• **Supplied material**
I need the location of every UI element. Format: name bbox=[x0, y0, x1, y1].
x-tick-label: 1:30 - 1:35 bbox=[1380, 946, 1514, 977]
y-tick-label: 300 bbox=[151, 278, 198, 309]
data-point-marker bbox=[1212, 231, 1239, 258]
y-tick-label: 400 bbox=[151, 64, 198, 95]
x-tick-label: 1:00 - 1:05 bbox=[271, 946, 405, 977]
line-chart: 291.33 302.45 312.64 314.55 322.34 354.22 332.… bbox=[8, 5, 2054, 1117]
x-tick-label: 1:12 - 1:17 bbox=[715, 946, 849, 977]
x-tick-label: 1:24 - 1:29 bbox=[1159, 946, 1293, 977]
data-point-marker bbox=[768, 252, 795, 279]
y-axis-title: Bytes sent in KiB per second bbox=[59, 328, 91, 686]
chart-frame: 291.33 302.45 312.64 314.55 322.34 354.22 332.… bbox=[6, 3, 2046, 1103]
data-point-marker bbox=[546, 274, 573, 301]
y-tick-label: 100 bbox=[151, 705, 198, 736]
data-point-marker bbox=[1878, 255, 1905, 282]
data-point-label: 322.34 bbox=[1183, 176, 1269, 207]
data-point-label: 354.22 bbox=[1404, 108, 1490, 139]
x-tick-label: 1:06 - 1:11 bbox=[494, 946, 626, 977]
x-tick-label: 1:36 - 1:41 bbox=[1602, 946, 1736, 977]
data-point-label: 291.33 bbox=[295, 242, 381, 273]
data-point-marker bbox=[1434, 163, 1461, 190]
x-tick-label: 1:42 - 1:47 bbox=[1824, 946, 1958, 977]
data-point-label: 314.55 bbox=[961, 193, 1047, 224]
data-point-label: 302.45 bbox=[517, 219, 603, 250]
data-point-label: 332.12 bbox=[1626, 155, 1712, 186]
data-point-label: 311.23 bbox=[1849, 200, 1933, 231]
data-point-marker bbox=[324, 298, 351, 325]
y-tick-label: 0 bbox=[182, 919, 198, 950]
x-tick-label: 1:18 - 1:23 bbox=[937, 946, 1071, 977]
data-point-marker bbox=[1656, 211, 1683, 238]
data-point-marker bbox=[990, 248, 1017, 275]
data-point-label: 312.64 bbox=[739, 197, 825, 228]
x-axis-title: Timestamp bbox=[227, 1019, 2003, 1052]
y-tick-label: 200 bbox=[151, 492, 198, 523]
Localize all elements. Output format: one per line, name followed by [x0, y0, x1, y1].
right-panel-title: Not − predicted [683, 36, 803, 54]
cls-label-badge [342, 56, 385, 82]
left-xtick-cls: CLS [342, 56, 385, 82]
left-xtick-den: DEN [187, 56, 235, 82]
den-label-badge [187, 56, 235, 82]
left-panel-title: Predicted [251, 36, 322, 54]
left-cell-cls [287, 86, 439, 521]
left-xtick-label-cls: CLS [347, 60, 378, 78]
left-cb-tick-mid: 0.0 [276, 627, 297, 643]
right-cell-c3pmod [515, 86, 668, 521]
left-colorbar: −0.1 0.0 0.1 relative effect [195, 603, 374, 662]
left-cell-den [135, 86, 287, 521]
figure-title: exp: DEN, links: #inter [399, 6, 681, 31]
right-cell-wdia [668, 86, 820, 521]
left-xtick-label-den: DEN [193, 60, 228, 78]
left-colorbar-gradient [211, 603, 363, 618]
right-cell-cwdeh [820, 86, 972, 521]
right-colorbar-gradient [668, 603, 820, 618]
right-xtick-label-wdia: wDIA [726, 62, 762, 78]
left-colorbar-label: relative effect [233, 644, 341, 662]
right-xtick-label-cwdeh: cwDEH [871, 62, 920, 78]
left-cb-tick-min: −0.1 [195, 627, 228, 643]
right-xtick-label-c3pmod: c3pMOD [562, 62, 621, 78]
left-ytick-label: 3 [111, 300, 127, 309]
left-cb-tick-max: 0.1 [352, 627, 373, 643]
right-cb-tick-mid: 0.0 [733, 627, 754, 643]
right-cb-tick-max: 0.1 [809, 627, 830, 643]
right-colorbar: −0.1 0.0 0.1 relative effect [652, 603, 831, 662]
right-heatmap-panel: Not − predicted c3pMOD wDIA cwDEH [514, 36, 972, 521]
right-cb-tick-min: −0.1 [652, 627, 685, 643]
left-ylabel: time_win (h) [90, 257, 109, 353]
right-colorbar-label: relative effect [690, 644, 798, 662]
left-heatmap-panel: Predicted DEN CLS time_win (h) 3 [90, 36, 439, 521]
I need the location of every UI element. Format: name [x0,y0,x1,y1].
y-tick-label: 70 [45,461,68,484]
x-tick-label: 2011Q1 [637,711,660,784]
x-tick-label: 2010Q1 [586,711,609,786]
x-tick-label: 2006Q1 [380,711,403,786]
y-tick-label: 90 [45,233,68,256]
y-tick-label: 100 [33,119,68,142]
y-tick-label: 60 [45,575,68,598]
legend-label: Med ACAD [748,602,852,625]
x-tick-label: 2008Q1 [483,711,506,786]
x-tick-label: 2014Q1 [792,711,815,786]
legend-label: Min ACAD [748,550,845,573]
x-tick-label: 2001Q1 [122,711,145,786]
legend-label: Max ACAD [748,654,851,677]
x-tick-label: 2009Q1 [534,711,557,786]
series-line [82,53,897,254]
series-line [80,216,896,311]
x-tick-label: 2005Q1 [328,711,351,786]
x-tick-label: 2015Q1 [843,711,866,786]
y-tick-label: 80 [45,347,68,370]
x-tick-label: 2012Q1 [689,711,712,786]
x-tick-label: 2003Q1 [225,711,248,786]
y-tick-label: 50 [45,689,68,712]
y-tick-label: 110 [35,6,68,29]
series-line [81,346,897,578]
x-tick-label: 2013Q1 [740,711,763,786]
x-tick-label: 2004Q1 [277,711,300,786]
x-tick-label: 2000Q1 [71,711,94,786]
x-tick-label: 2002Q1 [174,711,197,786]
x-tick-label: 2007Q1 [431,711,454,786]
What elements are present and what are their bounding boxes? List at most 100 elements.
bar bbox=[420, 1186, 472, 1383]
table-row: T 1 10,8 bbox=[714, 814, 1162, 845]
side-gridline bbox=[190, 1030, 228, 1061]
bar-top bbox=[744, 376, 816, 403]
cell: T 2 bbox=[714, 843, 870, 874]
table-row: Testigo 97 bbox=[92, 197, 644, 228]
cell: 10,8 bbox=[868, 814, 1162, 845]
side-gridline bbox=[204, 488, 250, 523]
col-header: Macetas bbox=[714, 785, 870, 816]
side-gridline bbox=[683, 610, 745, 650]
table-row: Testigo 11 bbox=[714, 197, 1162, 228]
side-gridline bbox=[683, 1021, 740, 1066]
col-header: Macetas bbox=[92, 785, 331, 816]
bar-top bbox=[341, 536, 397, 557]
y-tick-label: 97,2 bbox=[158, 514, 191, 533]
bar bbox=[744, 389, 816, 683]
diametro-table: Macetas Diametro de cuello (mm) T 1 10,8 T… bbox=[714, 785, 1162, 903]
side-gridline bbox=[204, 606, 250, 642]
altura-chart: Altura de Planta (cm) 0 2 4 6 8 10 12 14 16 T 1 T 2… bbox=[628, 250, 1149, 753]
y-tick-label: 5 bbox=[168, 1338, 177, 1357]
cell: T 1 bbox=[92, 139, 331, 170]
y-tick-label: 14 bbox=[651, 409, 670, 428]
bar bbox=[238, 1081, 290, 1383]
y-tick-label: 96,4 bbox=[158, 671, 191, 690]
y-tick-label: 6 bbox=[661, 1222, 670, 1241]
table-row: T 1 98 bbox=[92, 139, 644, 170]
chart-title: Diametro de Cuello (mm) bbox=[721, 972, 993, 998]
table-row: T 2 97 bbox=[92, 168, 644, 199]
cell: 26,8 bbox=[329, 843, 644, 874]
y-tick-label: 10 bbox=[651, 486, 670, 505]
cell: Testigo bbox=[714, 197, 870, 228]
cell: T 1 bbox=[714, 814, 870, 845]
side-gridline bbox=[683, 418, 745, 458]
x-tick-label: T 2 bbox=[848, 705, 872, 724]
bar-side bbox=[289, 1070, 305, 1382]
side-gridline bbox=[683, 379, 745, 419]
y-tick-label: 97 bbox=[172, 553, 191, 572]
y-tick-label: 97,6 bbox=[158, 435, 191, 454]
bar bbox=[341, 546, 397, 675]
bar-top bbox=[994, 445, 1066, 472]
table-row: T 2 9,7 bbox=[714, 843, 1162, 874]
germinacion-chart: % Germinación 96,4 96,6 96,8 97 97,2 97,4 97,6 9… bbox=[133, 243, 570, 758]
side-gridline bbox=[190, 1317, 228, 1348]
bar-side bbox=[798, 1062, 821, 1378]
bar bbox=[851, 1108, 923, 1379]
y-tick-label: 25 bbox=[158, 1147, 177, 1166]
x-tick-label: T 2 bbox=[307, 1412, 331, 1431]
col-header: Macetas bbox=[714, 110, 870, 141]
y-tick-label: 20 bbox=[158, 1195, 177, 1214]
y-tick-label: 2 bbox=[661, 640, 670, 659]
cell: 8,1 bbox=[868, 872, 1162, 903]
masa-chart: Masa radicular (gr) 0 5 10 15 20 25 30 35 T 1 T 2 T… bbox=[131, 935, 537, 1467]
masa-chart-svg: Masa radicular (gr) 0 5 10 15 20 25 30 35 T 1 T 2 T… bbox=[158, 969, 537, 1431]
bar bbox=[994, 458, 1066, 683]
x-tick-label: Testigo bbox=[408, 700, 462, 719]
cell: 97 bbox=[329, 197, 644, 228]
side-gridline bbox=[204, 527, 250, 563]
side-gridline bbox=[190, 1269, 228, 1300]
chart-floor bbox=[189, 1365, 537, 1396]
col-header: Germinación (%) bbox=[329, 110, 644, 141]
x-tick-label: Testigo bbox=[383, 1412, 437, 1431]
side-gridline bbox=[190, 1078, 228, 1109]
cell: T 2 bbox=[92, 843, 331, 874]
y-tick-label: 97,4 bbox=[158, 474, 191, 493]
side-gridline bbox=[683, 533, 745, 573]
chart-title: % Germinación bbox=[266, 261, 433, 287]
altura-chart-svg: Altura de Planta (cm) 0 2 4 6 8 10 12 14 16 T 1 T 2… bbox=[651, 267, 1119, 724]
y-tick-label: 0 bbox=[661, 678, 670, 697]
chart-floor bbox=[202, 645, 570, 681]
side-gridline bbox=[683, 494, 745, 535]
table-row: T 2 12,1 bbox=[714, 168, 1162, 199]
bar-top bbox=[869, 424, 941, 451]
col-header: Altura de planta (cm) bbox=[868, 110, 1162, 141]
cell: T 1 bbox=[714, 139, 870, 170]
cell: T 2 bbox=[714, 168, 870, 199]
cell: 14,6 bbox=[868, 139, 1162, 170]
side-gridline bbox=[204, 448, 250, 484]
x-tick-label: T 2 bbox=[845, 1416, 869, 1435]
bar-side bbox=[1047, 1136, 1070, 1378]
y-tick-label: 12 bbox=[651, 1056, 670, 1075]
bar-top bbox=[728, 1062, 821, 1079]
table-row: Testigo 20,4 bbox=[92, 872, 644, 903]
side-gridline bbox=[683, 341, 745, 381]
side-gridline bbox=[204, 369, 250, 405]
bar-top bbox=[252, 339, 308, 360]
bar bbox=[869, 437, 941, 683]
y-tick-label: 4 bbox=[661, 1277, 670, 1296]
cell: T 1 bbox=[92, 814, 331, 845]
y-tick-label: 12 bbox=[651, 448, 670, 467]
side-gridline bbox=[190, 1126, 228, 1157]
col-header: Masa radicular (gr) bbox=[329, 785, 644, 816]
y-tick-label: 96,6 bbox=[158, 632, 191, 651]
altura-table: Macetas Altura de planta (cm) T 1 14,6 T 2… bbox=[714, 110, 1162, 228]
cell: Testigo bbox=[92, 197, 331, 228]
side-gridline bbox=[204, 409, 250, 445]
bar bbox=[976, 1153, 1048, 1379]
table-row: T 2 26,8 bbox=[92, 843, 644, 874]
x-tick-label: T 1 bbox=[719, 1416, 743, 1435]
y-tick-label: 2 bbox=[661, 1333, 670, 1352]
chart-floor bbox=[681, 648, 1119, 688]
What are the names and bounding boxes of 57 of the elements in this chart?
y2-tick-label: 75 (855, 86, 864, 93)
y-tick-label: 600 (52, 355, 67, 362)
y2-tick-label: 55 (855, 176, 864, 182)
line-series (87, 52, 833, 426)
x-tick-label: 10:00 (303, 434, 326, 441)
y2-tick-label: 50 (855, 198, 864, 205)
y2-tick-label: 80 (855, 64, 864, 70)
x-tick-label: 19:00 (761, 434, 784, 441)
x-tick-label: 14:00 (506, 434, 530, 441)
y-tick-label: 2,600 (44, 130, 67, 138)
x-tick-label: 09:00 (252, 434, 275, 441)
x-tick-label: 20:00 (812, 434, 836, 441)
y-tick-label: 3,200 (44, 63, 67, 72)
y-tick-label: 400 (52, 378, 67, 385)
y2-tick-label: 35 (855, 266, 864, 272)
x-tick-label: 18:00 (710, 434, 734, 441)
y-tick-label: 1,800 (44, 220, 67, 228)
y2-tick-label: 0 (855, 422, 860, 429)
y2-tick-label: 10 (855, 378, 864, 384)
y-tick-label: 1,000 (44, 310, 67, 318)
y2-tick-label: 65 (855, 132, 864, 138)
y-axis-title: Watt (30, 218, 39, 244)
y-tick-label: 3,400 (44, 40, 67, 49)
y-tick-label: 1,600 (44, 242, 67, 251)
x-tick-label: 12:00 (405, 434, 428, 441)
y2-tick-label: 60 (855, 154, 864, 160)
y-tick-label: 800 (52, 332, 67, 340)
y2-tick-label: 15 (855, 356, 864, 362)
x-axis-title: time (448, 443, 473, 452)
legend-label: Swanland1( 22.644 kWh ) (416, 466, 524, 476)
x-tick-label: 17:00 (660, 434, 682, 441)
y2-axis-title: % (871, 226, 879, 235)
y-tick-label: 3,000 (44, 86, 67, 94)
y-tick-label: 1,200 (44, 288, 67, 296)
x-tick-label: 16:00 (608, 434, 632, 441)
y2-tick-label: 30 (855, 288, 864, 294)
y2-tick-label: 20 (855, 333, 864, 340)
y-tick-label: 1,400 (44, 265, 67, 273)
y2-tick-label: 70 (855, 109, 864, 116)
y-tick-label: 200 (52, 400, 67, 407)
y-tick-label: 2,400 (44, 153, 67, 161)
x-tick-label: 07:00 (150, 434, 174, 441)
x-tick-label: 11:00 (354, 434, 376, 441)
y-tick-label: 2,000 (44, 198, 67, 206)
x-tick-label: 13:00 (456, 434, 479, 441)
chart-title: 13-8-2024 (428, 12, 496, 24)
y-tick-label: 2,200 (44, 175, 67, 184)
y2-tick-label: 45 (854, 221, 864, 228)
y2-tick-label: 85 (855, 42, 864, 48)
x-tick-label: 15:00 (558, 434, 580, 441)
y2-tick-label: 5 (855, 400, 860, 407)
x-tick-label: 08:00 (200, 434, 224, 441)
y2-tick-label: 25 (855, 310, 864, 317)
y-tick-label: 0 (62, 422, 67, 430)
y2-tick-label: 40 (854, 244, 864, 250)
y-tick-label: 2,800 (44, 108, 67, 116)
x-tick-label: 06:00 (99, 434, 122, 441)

• **Problem statement**
Copy everything from the start of the items down to and including the line that contains "left-xtick-den: DEN [187, 56, 235, 82]", substituting "point-marker" for "data-point-marker" wherever it occurs. Leave everything else unchanged.

• **Result of the task**
I need the location of every UI element. Format: name bbox=[x0, y0, x1, y1].
x-tick-label: 1:30 - 1:35 bbox=[1380, 946, 1514, 977]
y-tick-label: 300 bbox=[151, 278, 198, 309]
point-marker bbox=[1212, 231, 1239, 258]
y-tick-label: 400 bbox=[151, 64, 198, 95]
x-tick-label: 1:00 - 1:05 bbox=[271, 946, 405, 977]
line-chart: 291.33 302.45 312.64 314.55 322.34 354.22 332.… bbox=[8, 5, 2054, 1117]
x-tick-label: 1:12 - 1:17 bbox=[715, 946, 849, 977]
x-tick-label: 1:24 - 1:29 bbox=[1159, 946, 1293, 977]
point-marker bbox=[768, 252, 795, 279]
y-axis-title: Bytes sent in KiB per second bbox=[59, 328, 91, 686]
chart-frame: 291.33 302.45 312.64 314.55 322.34 354.22 332.… bbox=[6, 3, 2046, 1103]
point-marker bbox=[546, 274, 573, 301]
y-tick-label: 100 bbox=[151, 705, 198, 736]
point-marker bbox=[1878, 255, 1905, 282]
data-point-label: 322.34 bbox=[1183, 176, 1269, 207]
data-point-label: 354.22 bbox=[1404, 108, 1490, 139]
x-tick-label: 1:06 - 1:11 bbox=[494, 946, 626, 977]
x-tick-label: 1:36 - 1:41 bbox=[1602, 946, 1736, 977]
data-point-label: 291.33 bbox=[295, 242, 381, 273]
point-marker bbox=[1434, 163, 1461, 190]
x-tick-label: 1:42 - 1:47 bbox=[1824, 946, 1958, 977]
data-point-label: 314.55 bbox=[961, 193, 1047, 224]
data-point-label: 302.45 bbox=[517, 219, 603, 250]
data-point-label: 332.12 bbox=[1626, 155, 1712, 186]
data-point-label: 311.23 bbox=[1849, 200, 1933, 231]
point-marker bbox=[324, 298, 351, 325]
y-tick-label: 0 bbox=[182, 919, 198, 950]
x-tick-label: 1:18 - 1:23 bbox=[937, 946, 1071, 977]
point-marker bbox=[1656, 211, 1683, 238]
point-marker bbox=[990, 248, 1017, 275]
data-point-label: 312.64 bbox=[739, 197, 825, 228]
x-axis-title: Timestamp bbox=[227, 1019, 2003, 1052]
y-tick-label: 200 bbox=[151, 492, 198, 523]
Localize all elements. Output format: one per line, name followed by [x0, y0, x1, y1].
right-panel-title: Not − predicted [683, 36, 803, 54]
cls-label-badge [342, 56, 385, 82]
left-xtick-cls: CLS [342, 56, 385, 82]
left-xtick-den: DEN [187, 56, 235, 82]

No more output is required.